-- What the task asks --
Write each line out again exactly as written.

-- Information provided --

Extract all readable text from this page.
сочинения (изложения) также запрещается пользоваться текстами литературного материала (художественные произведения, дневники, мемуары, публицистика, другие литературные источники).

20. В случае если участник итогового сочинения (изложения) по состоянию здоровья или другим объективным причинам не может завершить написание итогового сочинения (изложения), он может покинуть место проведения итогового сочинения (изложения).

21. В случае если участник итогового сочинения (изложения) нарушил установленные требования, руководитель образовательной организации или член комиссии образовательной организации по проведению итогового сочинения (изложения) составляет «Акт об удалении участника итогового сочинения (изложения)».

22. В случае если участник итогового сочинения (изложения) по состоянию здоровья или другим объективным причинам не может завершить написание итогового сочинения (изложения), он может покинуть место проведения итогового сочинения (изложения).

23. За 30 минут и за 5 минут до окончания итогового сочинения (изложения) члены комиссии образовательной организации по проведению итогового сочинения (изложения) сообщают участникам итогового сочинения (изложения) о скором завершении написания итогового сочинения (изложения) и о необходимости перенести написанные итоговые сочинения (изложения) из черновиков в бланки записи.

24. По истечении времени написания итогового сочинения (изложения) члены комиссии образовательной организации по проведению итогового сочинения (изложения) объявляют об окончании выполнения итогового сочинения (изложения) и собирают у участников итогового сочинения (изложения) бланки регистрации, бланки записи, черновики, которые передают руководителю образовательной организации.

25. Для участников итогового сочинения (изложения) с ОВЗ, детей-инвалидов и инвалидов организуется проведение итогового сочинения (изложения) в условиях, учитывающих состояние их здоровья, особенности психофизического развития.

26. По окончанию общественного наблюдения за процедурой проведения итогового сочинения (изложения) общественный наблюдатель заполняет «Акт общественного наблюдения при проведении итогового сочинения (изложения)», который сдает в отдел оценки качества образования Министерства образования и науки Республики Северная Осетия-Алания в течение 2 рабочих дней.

-- The output --
Extract all readable text from this page.
сочинения (изложения) также запрещается пользоваться текстами литературного материала (художественные произведения, дневники, мемуары, публицистика, другие литературные источники).

20. В случае если участник итогового сочинения (изложения) по состоянию здоровья или другим объективным причинам не может завершить написание итогового сочинения (изложения), он может покинуть место проведения итогового сочинения (изложения).

21. В случае если участник итогового сочинения (изложения) нарушил установленные требования, руководитель образовательной организации или член комиссии образовательной организации по проведению итогового сочинения (изложения) составляет «Акт об удалении участника итогового сочинения (изложения)».

22. В случае если участник итогового сочинения (изложения) по состоянию здоровья или другим объективным причинам не может завершить написание итогового сочинения (изложения), он может покинуть место проведения итогового сочинения (изложения).

23. За 30 минут и за 5 минут до окончания итогового сочинения (изложения) члены комиссии образовательной организации по проведению итогового сочинения (изложения) сообщают участникам итогового сочинения (изложения) о скором завершении написания итогового сочинения (изложения) и о необходимости перенести написанные итоговые сочинения (изложения) из черновиков в бланки записи.

24. По истечении времени написания итогового сочинения (изложения) члены комиссии образовательной организации по проведению итогового сочинения (изложения) объявляют об окончании выполнения итогового сочинения (изложения) и собирают у участников итогового сочинения (изложения) бланки регистрации, бланки записи, черновики, которые передают руководителю образовательной организации.

25. Для участников итогового сочинения (изложения) с ОВЗ, детей-инвалидов и инвалидов организуется проведение итогового сочинения (изложения) в условиях, учитывающих состояние их здоровья, особенности психофизического развития.

26. По окончанию общественного наблюдения за процедурой проведения итогового сочинения (изложения) общественный наблюдатель заполняет «Акт общественного наблюдения при проведении итогового сочинения (изложения)», который сдает в отдел оценки качества образования Министерства образования и науки Республики Северная Осетия-Алания в течение 2 рабочих дней.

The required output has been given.